* [GOAL OF THE EXERCISE]
Output every entry exactly, from the first line to the last.

========

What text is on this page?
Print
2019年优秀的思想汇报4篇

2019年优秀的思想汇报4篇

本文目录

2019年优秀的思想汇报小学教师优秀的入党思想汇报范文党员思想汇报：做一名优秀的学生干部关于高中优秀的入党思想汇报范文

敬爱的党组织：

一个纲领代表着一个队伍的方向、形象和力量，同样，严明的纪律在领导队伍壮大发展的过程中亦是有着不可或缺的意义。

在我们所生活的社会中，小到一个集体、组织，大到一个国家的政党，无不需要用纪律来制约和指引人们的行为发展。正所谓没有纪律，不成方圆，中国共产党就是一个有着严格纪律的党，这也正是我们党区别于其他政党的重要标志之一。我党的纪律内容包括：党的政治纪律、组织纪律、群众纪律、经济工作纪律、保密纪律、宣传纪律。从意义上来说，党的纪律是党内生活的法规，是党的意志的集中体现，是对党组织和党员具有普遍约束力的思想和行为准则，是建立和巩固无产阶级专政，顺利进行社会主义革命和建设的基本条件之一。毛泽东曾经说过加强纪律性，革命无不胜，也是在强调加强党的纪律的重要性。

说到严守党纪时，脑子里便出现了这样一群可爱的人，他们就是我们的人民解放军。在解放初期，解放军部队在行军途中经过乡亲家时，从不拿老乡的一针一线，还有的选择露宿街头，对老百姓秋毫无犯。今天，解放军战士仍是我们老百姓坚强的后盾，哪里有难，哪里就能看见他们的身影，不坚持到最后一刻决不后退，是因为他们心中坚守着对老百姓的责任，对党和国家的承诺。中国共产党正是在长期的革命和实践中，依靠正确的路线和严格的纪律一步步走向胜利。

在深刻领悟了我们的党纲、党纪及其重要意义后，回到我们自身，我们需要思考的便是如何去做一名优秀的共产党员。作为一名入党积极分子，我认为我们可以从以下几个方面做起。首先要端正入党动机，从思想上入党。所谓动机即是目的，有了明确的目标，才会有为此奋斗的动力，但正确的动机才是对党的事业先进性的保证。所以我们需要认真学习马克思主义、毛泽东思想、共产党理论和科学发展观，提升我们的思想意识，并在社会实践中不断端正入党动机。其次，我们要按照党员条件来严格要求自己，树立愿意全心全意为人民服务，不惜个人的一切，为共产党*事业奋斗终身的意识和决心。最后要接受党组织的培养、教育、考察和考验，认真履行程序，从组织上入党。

========

* [RESPONSE]
What text is on this page?
Print
2019年优秀的思想汇报4篇

2019年优秀的思想汇报4篇

本文目录

2019年优秀的思想汇报小学教师优秀的入党思想汇报范文党员思想汇报：做一名优秀的学生干部关于高中优秀的入党思想汇报范文

敬爱的党组织：

一个纲领代表着一个队伍的方向、形象和力量，同样，严明的纪律在领导队伍壮大发展的过程中亦是有着不可或缺的意义。

在我们所生活的社会中，小到一个集体、组织，大到一个国家的政党，无不需要用纪律来制约和指引人们的行为发展。正所谓没有纪律，不成方圆，中国共产党就是一个有着严格纪律的党，这也正是我们党区别于其他政党的重要标志之一。我党的纪律内容包括：党的政治纪律、组织纪律、群众纪律、经济工作纪律、保密纪律、宣传纪律。从意义上来说，党的纪律是党内生活的法规，是党的意志的集中体现，是对党组织和党员具有普遍约束力的思想和行为准则，是建立和巩固无产阶级专政，顺利进行社会主义革命和建设的基本条件之一。毛泽东曾经说过加强纪律性，革命无不胜，也是在强调加强党的纪律的重要性。

说到严守党纪时，脑子里便出现了这样一群可爱的人，他们就是我们的人民解放军。在解放初期，解放军部队在行军途中经过乡亲家时，从不拿老乡的一针一线，还有的选择露宿街头，对老百姓秋毫无犯。今天，解放军战士仍是我们老百姓坚强的后盾，哪里有难，哪里就能看见他们的身影，不坚持到最后一刻决不后退，是因为他们心中坚守着对老百姓的责任，对党和国家的承诺。中国共产党正是在长期的革命和实践中，依靠正确的路线和严格的纪律一步步走向胜利。

在深刻领悟了我们的党纲、党纪及其重要意义后，回到我们自身，我们需要思考的便是如何去做一名优秀的共产党员。作为一名入党积极分子，我认为我们可以从以下几个方面做起。首先要端正入党动机，从思想上入党。所谓动机即是目的，有了明确的目标，才会有为此奋斗的动力，但正确的动机才是对党的事业先进性的保证。所以我们需要认真学习马克思主义、毛泽东思想、共产党理论和科学发展观，提升我们的思想意识，并在社会实践中不断端正入党动机。其次，我们要按照党员条件来严格要求自己，树立愿意全心全意为人民服务，不惜个人的一切，为共产党*事业奋斗终身的意识和决心。最后要接受党组织的培养、教育、考察和考验，认真履行程序，从组织上入党。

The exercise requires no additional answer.